WHAT IS ASKED: Copy out the lines of the listing below, starting at the line that contains "annotation-box [840, 101, 1090, 195]" and ending after the line that contains "series-line [134, 210, 2154, 424]", with each line reproduced unchanged.

AVAILABLE DATA:
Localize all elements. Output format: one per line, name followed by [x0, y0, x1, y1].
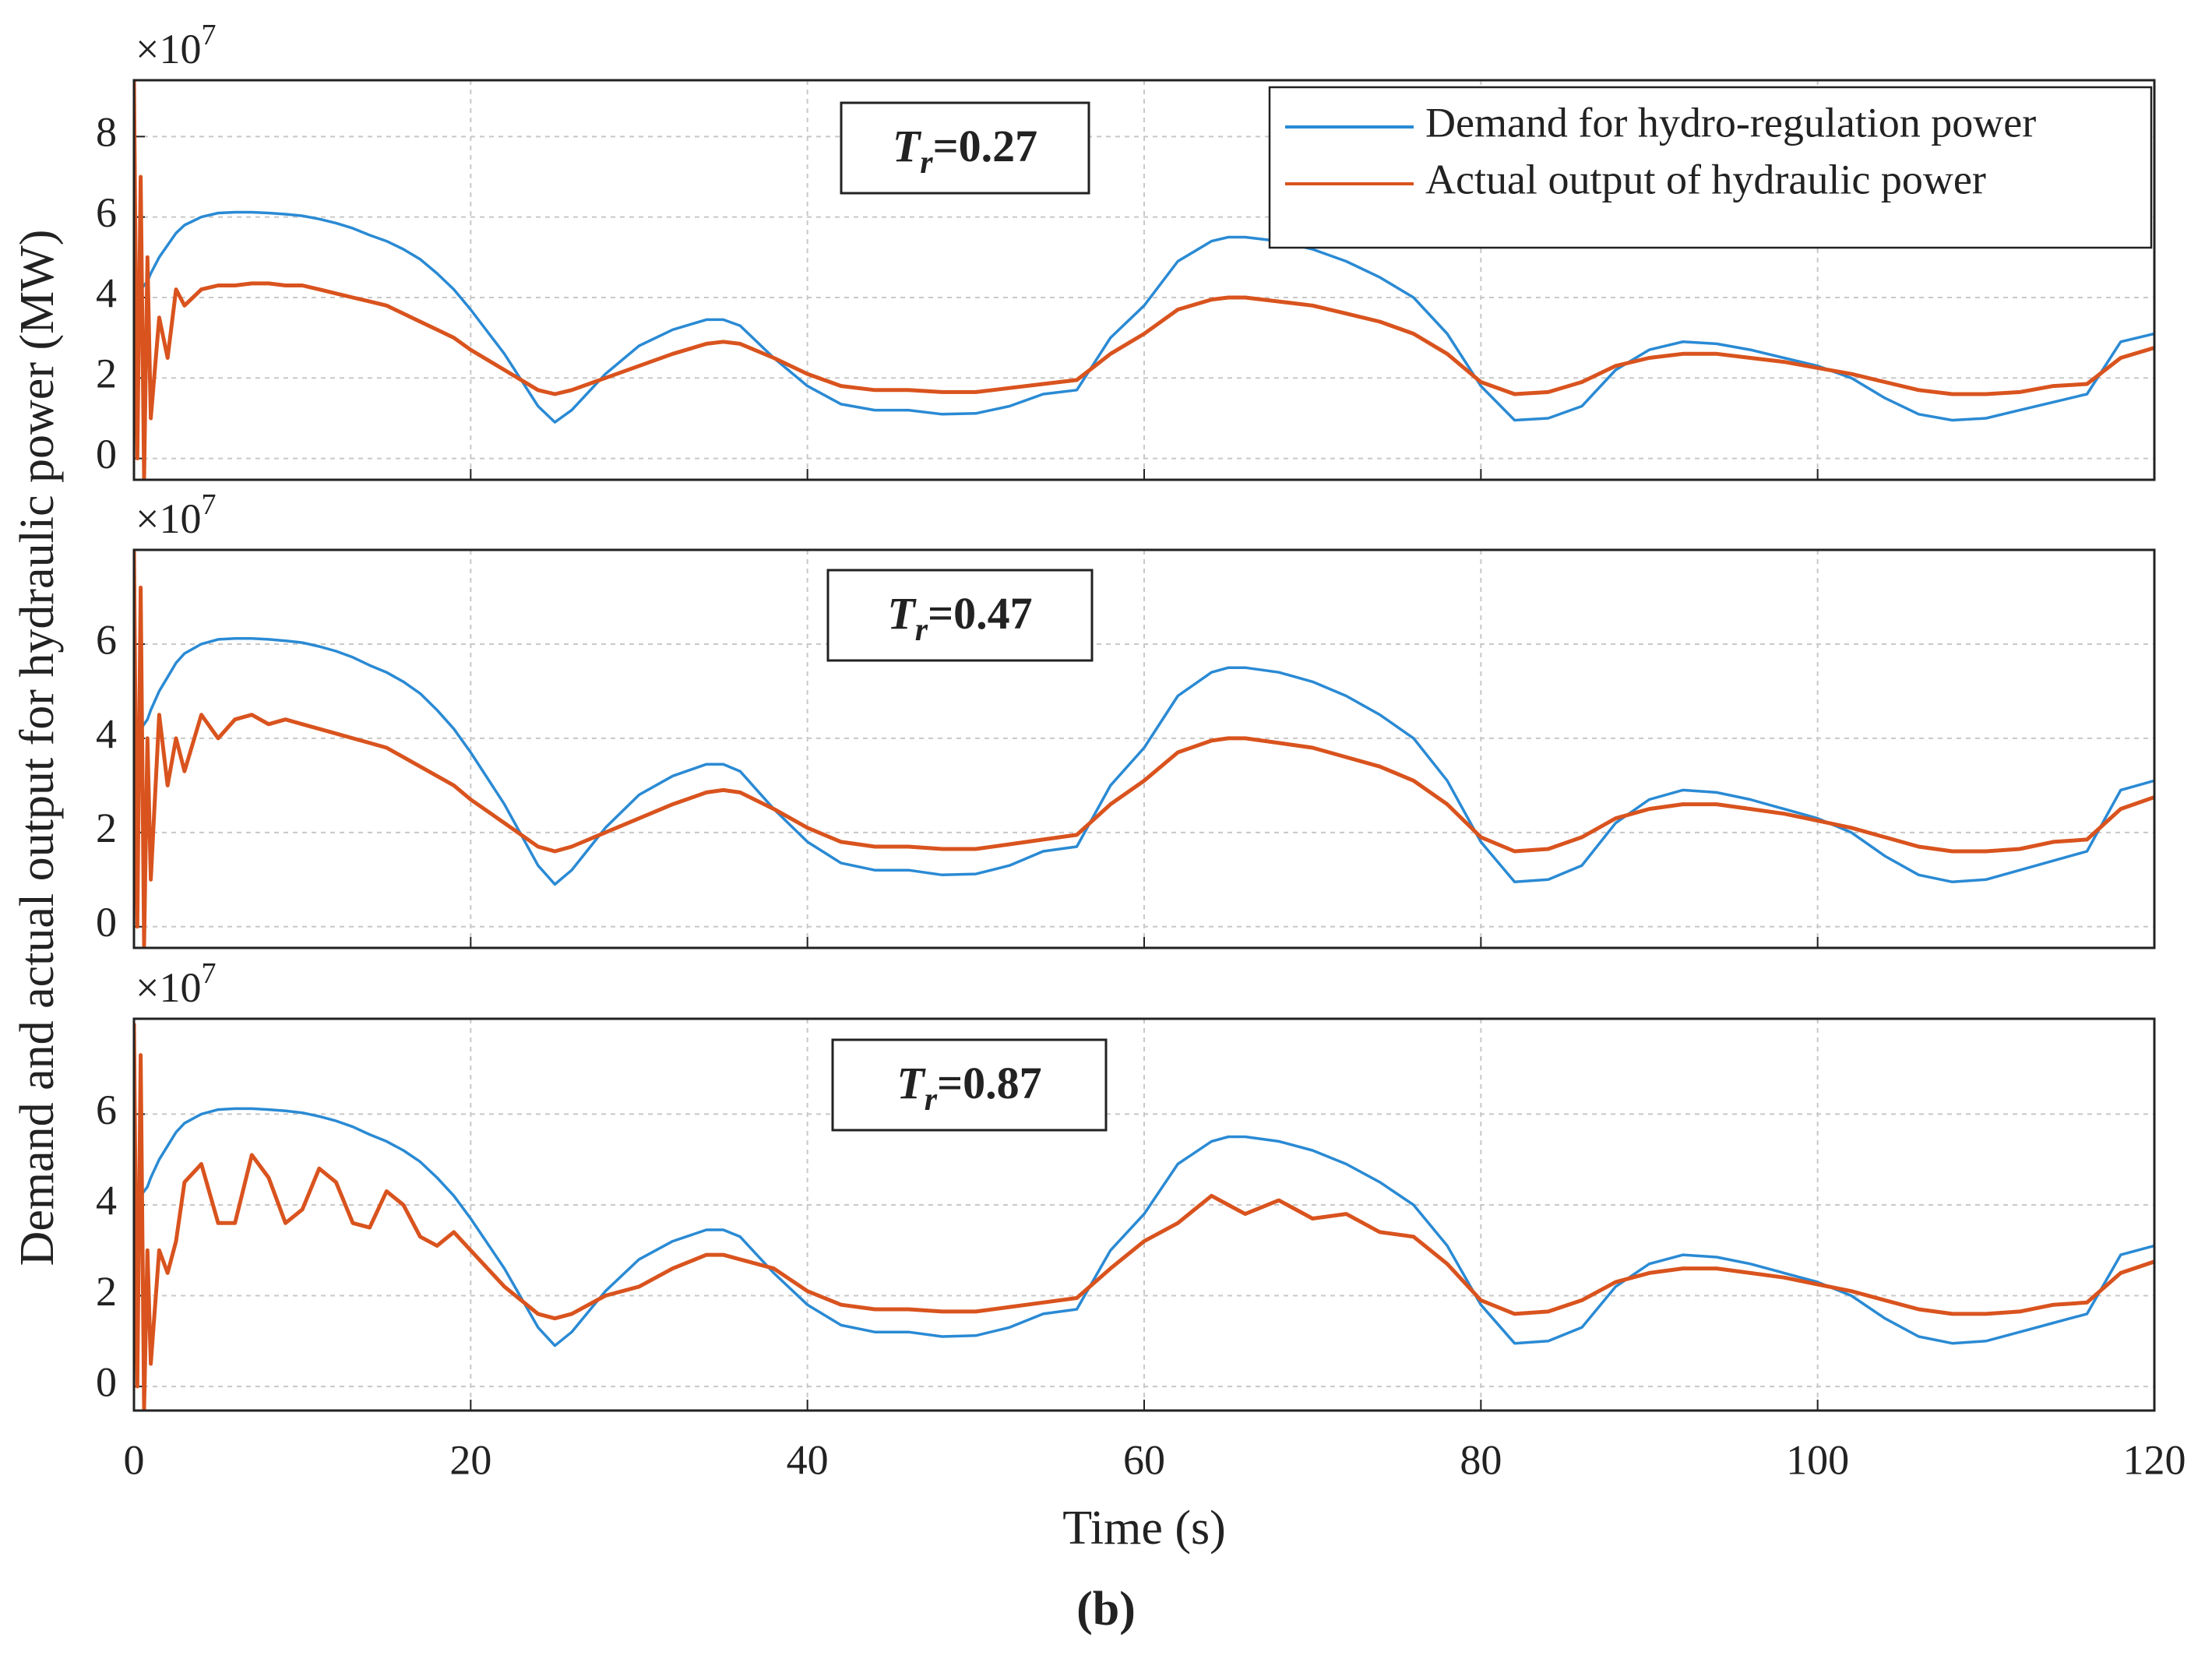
annotation-box [840, 101, 1090, 195]
y-tick-label: 4 [96, 710, 117, 757]
series-group [134, 1023, 2154, 1411]
exponent-base: ×10 [136, 964, 201, 1011]
axes-box [132, 79, 2156, 481]
annotation-symbol: T [887, 588, 917, 639]
subplot: 0 20 40 60 80 100 120 0 2 4 6 ×107 Tr=0.87 [96, 957, 2186, 1483]
x-tick-label: 80 [1460, 1436, 1502, 1483]
exponent-power: 7 [201, 957, 216, 990]
subplot: 0 2 4 6 8 ×107 Tr=0.27 Demand for hydro-regulat… [96, 19, 2156, 481]
y-tick-label: 6 [96, 1087, 117, 1133]
y-tick-label: 0 [96, 899, 117, 946]
series-group [134, 80, 2154, 480]
y-tick-label: 4 [96, 1177, 117, 1224]
y-tick-label: 2 [96, 1268, 117, 1315]
subplot: 0 2 4 6 ×107 Tr=0.47 [96, 488, 2156, 949]
annotation-box [826, 569, 1094, 662]
y-tick-label: 0 [96, 1358, 117, 1405]
series-line [134, 1107, 2154, 1347]
exponent-label: ×107 [136, 19, 216, 72]
y-tick-label: 6 [96, 189, 117, 236]
y-tick-label: 6 [96, 616, 117, 663]
series-line [134, 80, 2154, 480]
exponent-label: ×107 [136, 957, 216, 1011]
x-tick-label: 60 [1123, 1436, 1165, 1483]
legend-box [1268, 86, 2153, 249]
x-tick-label: 40 [787, 1436, 829, 1483]
x-tick-label: 20 [449, 1436, 491, 1483]
axes-box [132, 548, 2156, 949]
series-line [134, 550, 2154, 948]
annotation-symbol: T [896, 1058, 926, 1108]
exponent-label: ×107 [136, 488, 216, 542]
annotation-text: =0.47 [928, 588, 1033, 639]
axes-box [132, 1017, 2156, 1412]
y-tick-label: 4 [96, 269, 117, 316]
x-axis-label: Time (s) [1062, 1502, 1226, 1555]
y-tick-label: 2 [96, 350, 117, 397]
exponent-base: ×10 [136, 26, 201, 72]
x-tick-label: 0 [124, 1436, 145, 1483]
legend-label: Demand for hydro-regulation power [1425, 99, 2036, 146]
x-tick-label: 120 [2123, 1436, 2186, 1483]
exponent-power: 7 [201, 488, 216, 521]
annotation-subscript: r [920, 145, 933, 181]
annotation-text: =0.87 [937, 1058, 1042, 1108]
series-line [134, 210, 2154, 424]
annotation-subscript: r [925, 1082, 938, 1118]
series-line [134, 636, 2154, 886]
y-tick-label: 8 [96, 109, 117, 156]
annotation-symbol: T [893, 121, 922, 171]
annotation-subscript: r [915, 612, 928, 648]
exponent-base: ×10 [136, 495, 201, 542]
annotation-text: =0.27 [933, 121, 1038, 171]
caption: (b) [1076, 1583, 1136, 1636]
y-tick-label: 0 [96, 431, 117, 477]
annotation: Tr=0.27 [893, 121, 1037, 180]
legend-label: Actual output of hydraulic power [1425, 156, 1986, 203]
x-tick-label: 100 [1786, 1436, 1849, 1483]
exponent-power: 7 [201, 19, 216, 51]
annotation: Tr=0.87 [896, 1058, 1041, 1117]
y-axis-label: Demand and actual output for hydraulic p… [11, 230, 64, 1266]
series-group [134, 550, 2154, 948]
annotation: Tr=0.47 [887, 588, 1032, 647]
series-line [134, 1023, 2154, 1411]
annotation-box [831, 1038, 1108, 1132]
y-tick-label: 2 [96, 805, 117, 851]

EXERCISE OUTPUT:
annotation-box [840, 101, 1090, 195]
y-tick-label: 4 [96, 710, 117, 757]
series-group [134, 1023, 2154, 1411]
exponent-base: ×10 [136, 964, 201, 1011]
axes-box [132, 79, 2156, 481]
annotation-symbol: T [887, 588, 917, 639]
subplot: 0 20 40 60 80 100 120 0 2 4 6 ×107 Tr=0.87 [96, 957, 2186, 1483]
x-tick-label: 80 [1460, 1436, 1502, 1483]
exponent-power: 7 [201, 957, 216, 990]
subplot: 0 2 4 6 8 ×107 Tr=0.27 Demand for hydro-regulat… [96, 19, 2156, 481]
y-tick-label: 6 [96, 1087, 117, 1133]
y-tick-label: 0 [96, 899, 117, 946]
series-group [134, 80, 2154, 480]
y-tick-label: 4 [96, 1177, 117, 1224]
y-tick-label: 2 [96, 1268, 117, 1315]
subplot: 0 2 4 6 ×107 Tr=0.47 [96, 488, 2156, 949]
annotation-box [826, 569, 1094, 662]
y-tick-label: 0 [96, 1358, 117, 1405]
series-line [134, 1107, 2154, 1347]
exponent-label: ×107 [136, 19, 216, 72]
y-tick-label: 6 [96, 189, 117, 236]
y-tick-label: 6 [96, 616, 117, 663]
series-line [134, 80, 2154, 480]
exponent-label: ×107 [136, 957, 216, 1011]
x-tick-label: 60 [1123, 1436, 1165, 1483]
legend-box [1268, 86, 2153, 249]
x-tick-label: 40 [787, 1436, 829, 1483]
x-tick-label: 20 [449, 1436, 491, 1483]
axes-box [132, 548, 2156, 949]
series-line [134, 550, 2154, 948]
annotation-symbol: T [896, 1058, 926, 1108]
exponent-label: ×107 [136, 488, 216, 542]
annotation-text: =0.47 [928, 588, 1033, 639]
axes-box [132, 1017, 2156, 1412]
y-tick-label: 4 [96, 269, 117, 316]
x-axis-label: Time (s) [1062, 1502, 1226, 1555]
y-tick-label: 2 [96, 350, 117, 397]
exponent-base: ×10 [136, 26, 201, 72]
x-tick-label: 0 [124, 1436, 145, 1483]
legend-label: Demand for hydro-regulation power [1425, 99, 2036, 146]
x-tick-label: 120 [2123, 1436, 2186, 1483]
exponent-power: 7 [201, 488, 216, 521]
annotation-subscript: r [920, 145, 933, 181]
annotation-text: =0.87 [937, 1058, 1042, 1108]
series-line [134, 210, 2154, 424]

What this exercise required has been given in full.